Exercise goal. Determine how many lines contain the string "Visina". Reply with that figure and nothing else.

[Dataset entries on figures]
--
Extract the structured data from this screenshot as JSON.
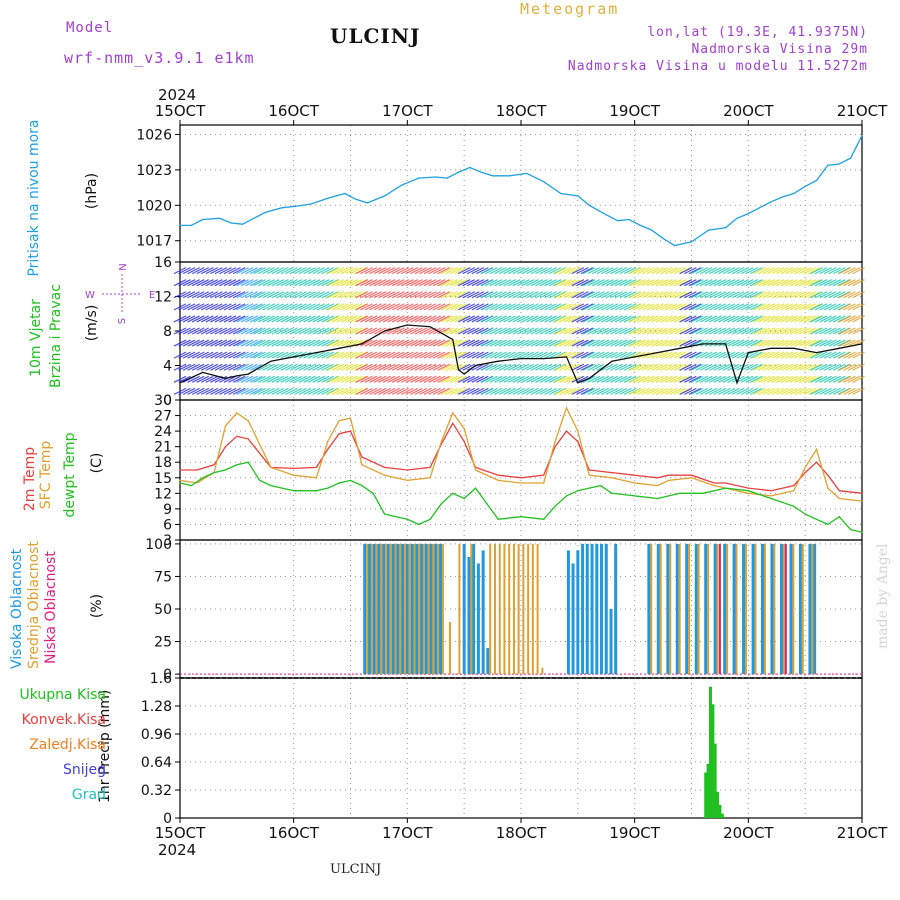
{
  "header": {
    "model_label": "Model",
    "model_name": "wrf-nmm_v3.9.1 e1km",
    "station": "ULCINJ",
    "title": "Meteogram",
    "coords": "lon,lat (19.3E, 41.9375N)",
    "elevation": "Nadmorska Visina 29m",
    "model_elevation": "Nadmorska Visina u modelu 11.5272m"
  },
  "footer": {
    "station": "ULCINJ",
    "signature": "made by Angel"
  },
  "x_axis": {
    "year": "2024",
    "ticks": [
      "15OCT",
      "16OCT",
      "17OCT",
      "18OCT",
      "19OCT",
      "20OCT",
      "21OCT"
    ],
    "start_day": 15,
    "end_day": 21
  },
  "panel_labels": {
    "pressure_name": "Pritisak na nivou mora",
    "pressure_unit": "(hPa)",
    "wind_line1": "10m Vjetar",
    "wind_line2": "Brzina i Pravac",
    "wind_unit": "(m/s)",
    "compass_n": "N",
    "compass_e": "E",
    "compass_w": "W",
    "compass_s": "S",
    "temp_2m": "2m Temp",
    "temp_sfc": "SFC Temp",
    "temp_dew": "dewpt Temp",
    "temp_unit": "(C)",
    "cloud_high": "Visoka Oblacnost",
    "cloud_mid": "Srednja Oblacnost",
    "cloud_low": "Niska Oblacnost",
    "cloud_unit": "(%)",
    "precip_unit": "1hr Precip (mm)",
    "precip_legend": [
      "Ukupna Kisa",
      "Konvek.Kisa",
      "Zaledj.Kisa",
      "Snijeg",
      "Grad"
    ]
  },
  "colors": {
    "pressure": "#1fa0e0",
    "temp_2m": "#e84040",
    "temp_sfc": "#e0a030",
    "temp_dew": "#20c020",
    "cloud_high": "#1f98e0",
    "cloud_mid": "#e0a030",
    "cloud_low": "#e02080",
    "precip_total": "#20c020",
    "precip_conv": "#e84040",
    "precip_frz": "#f08020",
    "precip_snow": "#4040e0",
    "precip_hail": "#20c0c0"
  },
  "chart_data": [
    {
      "type": "line",
      "name": "pressure",
      "ylabel": "(hPa)",
      "ylim": [
        1015.2,
        1026.8
      ],
      "yticks": [
        1017,
        1020,
        1023,
        1026
      ],
      "grid": true,
      "series": [
        {
          "name": "Pritisak na nivou mora",
          "x": [
            15.0,
            15.1,
            15.2,
            15.35,
            15.45,
            15.55,
            15.65,
            15.75,
            15.9,
            16.0,
            16.15,
            16.3,
            16.45,
            16.55,
            16.65,
            16.8,
            16.95,
            17.1,
            17.25,
            17.35,
            17.45,
            17.55,
            17.65,
            17.75,
            17.9,
            18.05,
            18.2,
            18.35,
            18.5,
            18.6,
            18.75,
            18.85,
            18.95,
            19.05,
            19.15,
            19.25,
            19.35,
            19.5,
            19.65,
            19.8,
            19.9,
            20.0,
            20.1,
            20.2,
            20.3,
            20.4,
            20.5,
            20.6,
            20.7,
            20.8,
            20.9,
            21.0
          ],
          "y": [
            1018.3,
            1018.3,
            1018.8,
            1018.9,
            1018.5,
            1018.4,
            1018.9,
            1019.4,
            1019.8,
            1019.9,
            1020.1,
            1020.6,
            1021.0,
            1020.5,
            1020.2,
            1020.8,
            1021.7,
            1022.3,
            1022.4,
            1022.3,
            1022.8,
            1023.2,
            1022.8,
            1022.5,
            1022.5,
            1022.7,
            1022.0,
            1021.0,
            1020.8,
            1020.0,
            1019.2,
            1018.7,
            1018.8,
            1018.3,
            1017.9,
            1017.2,
            1016.6,
            1016.9,
            1017.9,
            1018.1,
            1018.9,
            1019.3,
            1019.8,
            1020.3,
            1020.7,
            1021.0,
            1021.6,
            1022.1,
            1023.4,
            1023.5,
            1024.0,
            1025.9
          ]
        }
      ]
    },
    {
      "type": "line",
      "name": "wind",
      "ylabel": "(m/s)",
      "ylim": [
        0,
        16
      ],
      "yticks": [
        0,
        4,
        8,
        12,
        16
      ],
      "grid": true,
      "series": [
        {
          "name": "10m Vjetar",
          "x": [
            15.0,
            15.2,
            15.4,
            15.5,
            15.6,
            15.8,
            16.0,
            16.2,
            16.4,
            16.6,
            16.8,
            17.0,
            17.2,
            17.4,
            17.45,
            17.5,
            17.6,
            17.8,
            18.0,
            18.2,
            18.4,
            18.5,
            18.6,
            18.8,
            19.0,
            19.2,
            19.4,
            19.6,
            19.8,
            19.9,
            20.0,
            20.2,
            20.4,
            20.6,
            20.8,
            21.0
          ],
          "y": [
            2.0,
            3.2,
            2.5,
            2.8,
            3.0,
            4.5,
            5.0,
            5.5,
            6.0,
            6.5,
            8.0,
            8.7,
            8.5,
            7.0,
            3.5,
            3.0,
            4.0,
            4.5,
            4.8,
            4.8,
            5.0,
            2.0,
            2.5,
            4.5,
            5.0,
            5.5,
            6.0,
            6.5,
            6.5,
            2.0,
            5.5,
            6.0,
            6.0,
            5.5,
            6.0,
            6.5
          ]
        }
      ]
    },
    {
      "type": "line",
      "name": "temperature",
      "ylabel": "(C)",
      "ylim": [
        3,
        30
      ],
      "yticks": [
        3,
        6,
        9,
        12,
        15,
        18,
        21,
        24,
        27,
        30
      ],
      "grid": true,
      "series": [
        {
          "name": "2m Temp",
          "x": [
            15.0,
            15.15,
            15.3,
            15.4,
            15.5,
            15.6,
            15.8,
            16.0,
            16.2,
            16.3,
            16.4,
            16.5,
            16.6,
            16.8,
            17.0,
            17.2,
            17.3,
            17.4,
            17.5,
            17.6,
            17.8,
            18.0,
            18.2,
            18.3,
            18.4,
            18.5,
            18.6,
            18.8,
            19.0,
            19.2,
            19.3,
            19.5,
            19.7,
            19.8,
            20.0,
            20.2,
            20.4,
            20.5,
            20.6,
            20.7,
            20.8,
            21.0
          ],
          "y": [
            16.5,
            16.5,
            17.5,
            21.0,
            23.0,
            22.5,
            17.0,
            16.8,
            17.0,
            20.5,
            23.5,
            24.0,
            19.0,
            17.0,
            16.5,
            17.0,
            21.5,
            25.5,
            22.0,
            17.0,
            15.5,
            15.0,
            15.5,
            21.0,
            24.0,
            22.0,
            16.5,
            16.0,
            15.5,
            15.0,
            15.5,
            15.5,
            14.0,
            14.0,
            13.0,
            12.5,
            13.5,
            16.0,
            18.0,
            15.5,
            12.5,
            12.0
          ]
        },
        {
          "name": "SFC Temp",
          "x": [
            15.0,
            15.15,
            15.3,
            15.4,
            15.5,
            15.6,
            15.8,
            16.0,
            16.2,
            16.3,
            16.4,
            16.5,
            16.6,
            16.8,
            17.0,
            17.2,
            17.3,
            17.4,
            17.5,
            17.6,
            17.8,
            18.0,
            18.2,
            18.3,
            18.4,
            18.5,
            18.6,
            18.8,
            19.0,
            19.2,
            19.3,
            19.5,
            19.7,
            19.8,
            20.0,
            20.2,
            20.4,
            20.5,
            20.6,
            20.7,
            20.8,
            21.0
          ],
          "y": [
            14.5,
            14.0,
            16.0,
            25.0,
            27.5,
            26.0,
            17.0,
            15.5,
            15.0,
            22.0,
            26.0,
            26.5,
            17.5,
            15.5,
            14.5,
            15.0,
            22.0,
            27.5,
            24.5,
            16.5,
            14.5,
            14.0,
            14.0,
            22.0,
            28.5,
            24.0,
            15.5,
            15.0,
            14.0,
            13.5,
            14.5,
            15.0,
            13.5,
            13.0,
            12.0,
            11.5,
            12.5,
            17.0,
            20.5,
            13.0,
            11.0,
            10.5
          ]
        },
        {
          "name": "dewpt Temp",
          "x": [
            15.0,
            15.1,
            15.2,
            15.3,
            15.4,
            15.5,
            15.6,
            15.7,
            15.8,
            16.0,
            16.2,
            16.3,
            16.4,
            16.5,
            16.6,
            16.7,
            16.8,
            17.0,
            17.1,
            17.2,
            17.3,
            17.4,
            17.5,
            17.6,
            17.7,
            17.8,
            18.0,
            18.2,
            18.3,
            18.4,
            18.5,
            18.6,
            18.7,
            18.8,
            19.0,
            19.2,
            19.4,
            19.6,
            19.8,
            20.0,
            20.2,
            20.4,
            20.5,
            20.6,
            20.7,
            20.8,
            20.9,
            21.0
          ],
          "y": [
            14.0,
            13.5,
            15.0,
            16.0,
            16.5,
            17.5,
            18.0,
            14.5,
            13.5,
            12.5,
            12.5,
            13.0,
            14.0,
            14.5,
            13.5,
            12.0,
            8.0,
            7.0,
            6.0,
            7.0,
            10.0,
            12.0,
            11.0,
            13.0,
            10.0,
            7.0,
            7.5,
            7.0,
            9.5,
            11.5,
            12.5,
            13.0,
            13.5,
            12.0,
            11.5,
            11.0,
            12.0,
            12.0,
            13.0,
            12.5,
            11.0,
            9.5,
            8.0,
            7.0,
            6.0,
            7.5,
            5.0,
            4.5
          ]
        }
      ]
    },
    {
      "type": "bar",
      "name": "cloud_cover",
      "ylabel": "(%)",
      "ylim": [
        0,
        100
      ],
      "yticks": [
        0,
        25,
        50,
        75,
        100
      ],
      "grid": true,
      "series": [
        {
          "name": "Visoka Oblacnost",
          "x": [
            16.625,
            16.667,
            16.708,
            16.75,
            16.792,
            16.833,
            16.875,
            16.917,
            16.958,
            17.0,
            17.042,
            17.083,
            17.125,
            17.167,
            17.208,
            17.25,
            17.292,
            17.5,
            17.542,
            17.583,
            17.625,
            17.667,
            17.708,
            18.417,
            18.458,
            18.5,
            18.542,
            18.583,
            18.625,
            18.667,
            18.708,
            18.75,
            18.792,
            18.833,
            19.125,
            19.208,
            19.292,
            19.375,
            19.458,
            19.542,
            19.625,
            19.708,
            19.792,
            19.875,
            19.958,
            20.042,
            20.125,
            20.208,
            20.292,
            20.375,
            20.458,
            20.542,
            20.583
          ],
          "y": [
            100,
            100,
            100,
            100,
            100,
            100,
            100,
            100,
            100,
            100,
            100,
            100,
            100,
            100,
            100,
            100,
            100,
            100,
            90,
            100,
            85,
            95,
            20,
            95,
            85,
            95,
            100,
            100,
            100,
            100,
            100,
            100,
            50,
            100,
            100,
            100,
            100,
            100,
            100,
            100,
            100,
            100,
            100,
            100,
            100,
            100,
            100,
            100,
            100,
            100,
            100,
            100,
            100
          ]
        },
        {
          "name": "Srednja Oblacnost",
          "x": [
            16.646,
            16.688,
            16.729,
            16.771,
            16.813,
            16.854,
            16.896,
            16.938,
            16.979,
            17.021,
            17.063,
            17.104,
            17.146,
            17.188,
            17.229,
            17.271,
            17.313,
            17.375,
            17.458,
            17.563,
            17.729,
            17.771,
            17.813,
            17.854,
            17.896,
            17.938,
            17.979,
            18.021,
            18.063,
            18.104,
            18.146,
            18.188,
            19.146,
            19.229,
            19.313,
            19.396,
            19.479,
            19.563,
            19.646,
            19.729,
            19.813,
            19.896,
            19.979,
            20.063,
            20.146,
            20.229,
            20.313,
            20.396,
            20.479,
            20.563
          ],
          "y": [
            100,
            100,
            100,
            100,
            100,
            100,
            100,
            100,
            100,
            100,
            100,
            100,
            100,
            100,
            100,
            100,
            100,
            40,
            100,
            100,
            100,
            100,
            100,
            100,
            100,
            100,
            100,
            100,
            100,
            100,
            100,
            5,
            100,
            100,
            100,
            100,
            100,
            100,
            100,
            100,
            100,
            100,
            100,
            100,
            100,
            100,
            100,
            100,
            100,
            100
          ]
        },
        {
          "name": "Niska Oblacnost",
          "x": [
            19.75,
            20.33
          ],
          "y": [
            100,
            100
          ]
        }
      ]
    },
    {
      "type": "bar",
      "name": "precipitation",
      "ylabel": "1hr Precip (mm)",
      "ylim": [
        0,
        1.6
      ],
      "yticks": [
        0,
        0.32,
        0.64,
        0.96,
        1.28,
        1.6
      ],
      "grid": true,
      "series": [
        {
          "name": "Ukupna Kisa",
          "x": [
            19.625,
            19.646,
            19.667,
            19.688,
            19.708,
            19.729,
            19.75,
            19.771
          ],
          "y": [
            0.52,
            0.62,
            1.5,
            1.3,
            0.85,
            0.3,
            0.15,
            0.05
          ]
        }
      ]
    }
  ]
}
--
Written solution. 2